▶ WHAT YOU WILL DO: Below are some records: retype them all exactly, but not the pictures.
* BEGIN THE INPUT *
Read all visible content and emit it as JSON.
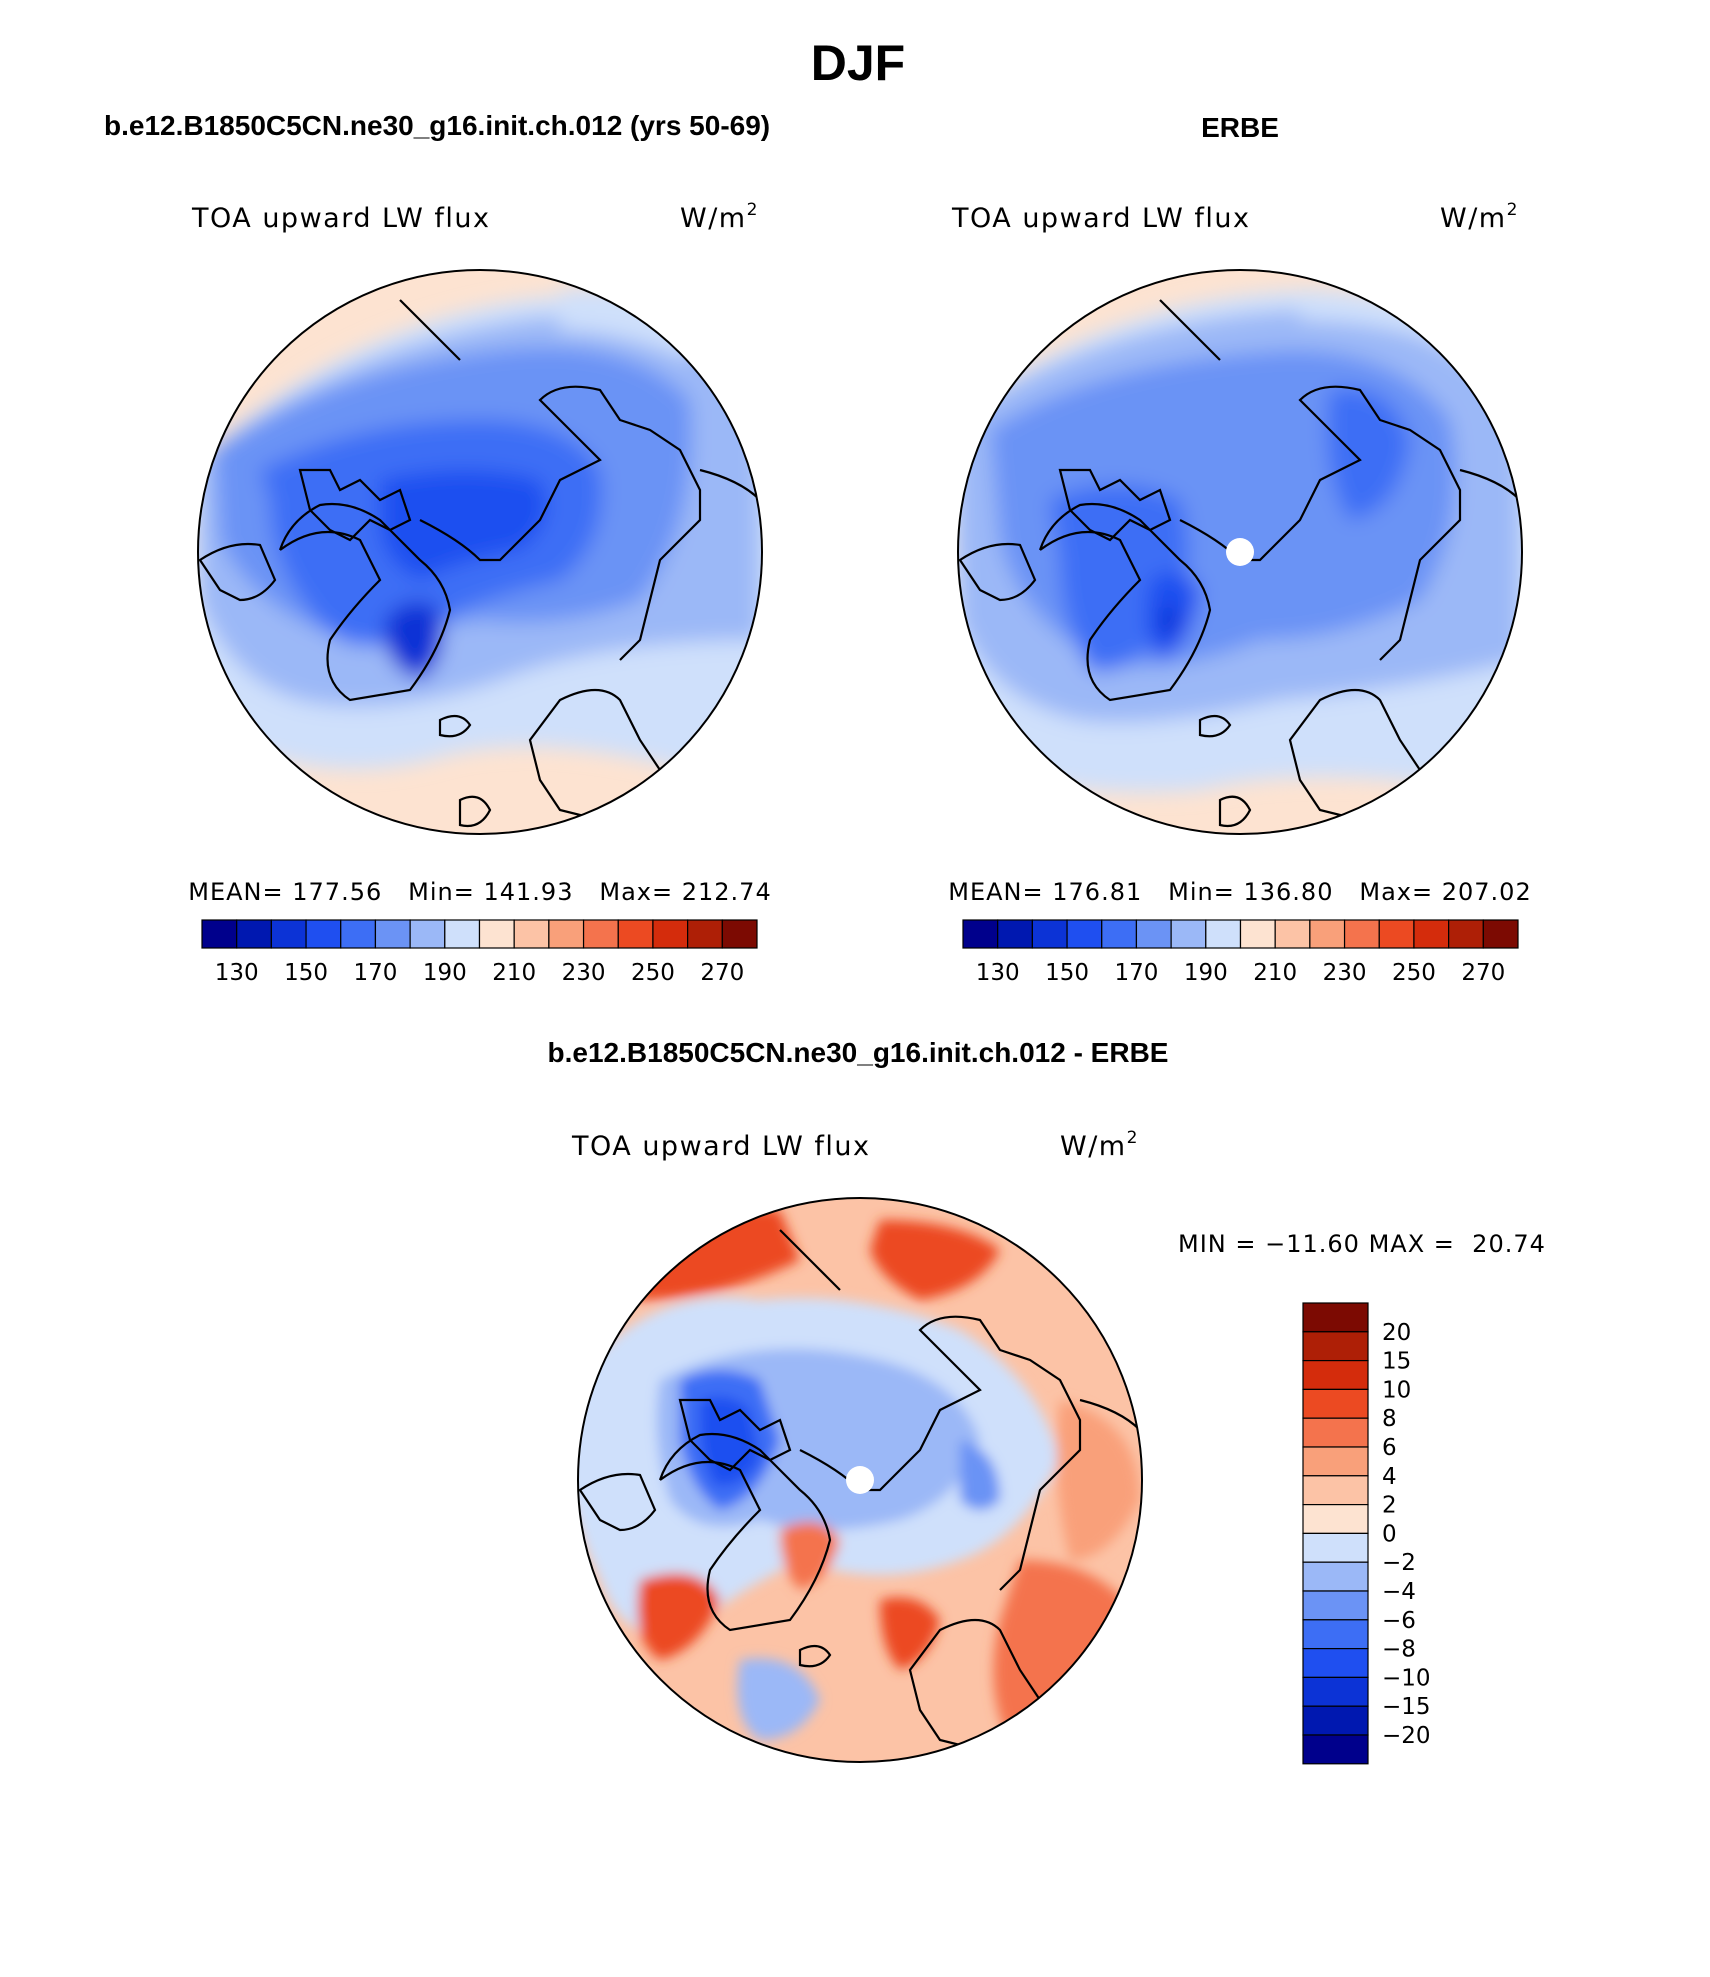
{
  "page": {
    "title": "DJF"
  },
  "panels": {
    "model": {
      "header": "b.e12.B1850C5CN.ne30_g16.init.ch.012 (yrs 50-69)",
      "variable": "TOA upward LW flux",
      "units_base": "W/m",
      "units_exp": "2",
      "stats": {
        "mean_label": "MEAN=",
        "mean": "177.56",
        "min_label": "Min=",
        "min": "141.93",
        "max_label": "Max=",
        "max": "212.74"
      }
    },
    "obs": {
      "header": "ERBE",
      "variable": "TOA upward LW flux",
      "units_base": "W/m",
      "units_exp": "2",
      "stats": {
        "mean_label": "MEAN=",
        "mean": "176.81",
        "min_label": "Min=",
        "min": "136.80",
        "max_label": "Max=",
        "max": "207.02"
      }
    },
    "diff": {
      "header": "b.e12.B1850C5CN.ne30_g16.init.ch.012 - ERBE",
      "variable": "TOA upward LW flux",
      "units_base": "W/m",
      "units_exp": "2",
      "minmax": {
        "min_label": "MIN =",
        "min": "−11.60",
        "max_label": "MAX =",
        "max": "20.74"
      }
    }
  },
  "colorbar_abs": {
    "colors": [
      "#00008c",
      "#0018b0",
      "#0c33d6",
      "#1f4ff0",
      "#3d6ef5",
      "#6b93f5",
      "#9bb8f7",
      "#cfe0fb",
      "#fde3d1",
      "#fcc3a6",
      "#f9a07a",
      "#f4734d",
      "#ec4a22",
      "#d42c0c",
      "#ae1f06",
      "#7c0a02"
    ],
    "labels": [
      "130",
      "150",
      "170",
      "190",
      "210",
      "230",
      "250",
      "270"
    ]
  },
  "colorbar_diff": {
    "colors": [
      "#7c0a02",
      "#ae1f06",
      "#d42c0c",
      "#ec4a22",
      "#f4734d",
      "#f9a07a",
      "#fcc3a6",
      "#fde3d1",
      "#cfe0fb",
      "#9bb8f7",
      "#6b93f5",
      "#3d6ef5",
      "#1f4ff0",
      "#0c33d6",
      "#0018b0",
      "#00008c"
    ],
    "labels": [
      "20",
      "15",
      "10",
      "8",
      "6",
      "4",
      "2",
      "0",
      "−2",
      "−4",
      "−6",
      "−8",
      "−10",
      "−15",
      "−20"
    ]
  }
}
* END THE INPUT *
▶ REPLY:
Read all visible content and emit it as JSON.
{
  "page": {
    "title": "DJF"
  },
  "panels": {
    "model": {
      "header": "b.e12.B1850C5CN.ne30_g16.init.ch.012 (yrs 50-69)",
      "variable": "TOA upward LW flux",
      "units_base": "W/m",
      "units_exp": "2",
      "stats": {
        "mean_label": "MEAN=",
        "mean": "177.56",
        "min_label": "Min=",
        "min": "141.93",
        "max_label": "Max=",
        "max": "212.74"
      }
    },
    "obs": {
      "header": "ERBE",
      "variable": "TOA upward LW flux",
      "units_base": "W/m",
      "units_exp": "2",
      "stats": {
        "mean_label": "MEAN=",
        "mean": "176.81",
        "min_label": "Min=",
        "min": "136.80",
        "max_label": "Max=",
        "max": "207.02"
      }
    },
    "diff": {
      "header": "b.e12.B1850C5CN.ne30_g16.init.ch.012 - ERBE",
      "variable": "TOA upward LW flux",
      "units_base": "W/m",
      "units_exp": "2",
      "minmax": {
        "min_label": "MIN =",
        "min": "−11.60",
        "max_label": "MAX =",
        "max": "20.74"
      }
    }
  },
  "colorbar_abs": {
    "colors": [
      "#00008c",
      "#0018b0",
      "#0c33d6",
      "#1f4ff0",
      "#3d6ef5",
      "#6b93f5",
      "#9bb8f7",
      "#cfe0fb",
      "#fde3d1",
      "#fcc3a6",
      "#f9a07a",
      "#f4734d",
      "#ec4a22",
      "#d42c0c",
      "#ae1f06",
      "#7c0a02"
    ],
    "labels": [
      "130",
      "150",
      "170",
      "190",
      "210",
      "230",
      "250",
      "270"
    ]
  },
  "colorbar_diff": {
    "colors": [
      "#7c0a02",
      "#ae1f06",
      "#d42c0c",
      "#ec4a22",
      "#f4734d",
      "#f9a07a",
      "#fcc3a6",
      "#fde3d1",
      "#cfe0fb",
      "#9bb8f7",
      "#6b93f5",
      "#3d6ef5",
      "#1f4ff0",
      "#0c33d6",
      "#0018b0",
      "#00008c"
    ],
    "labels": [
      "20",
      "15",
      "10",
      "8",
      "6",
      "4",
      "2",
      "0",
      "−2",
      "−4",
      "−6",
      "−8",
      "−10",
      "−15",
      "−20"
    ]
  }
}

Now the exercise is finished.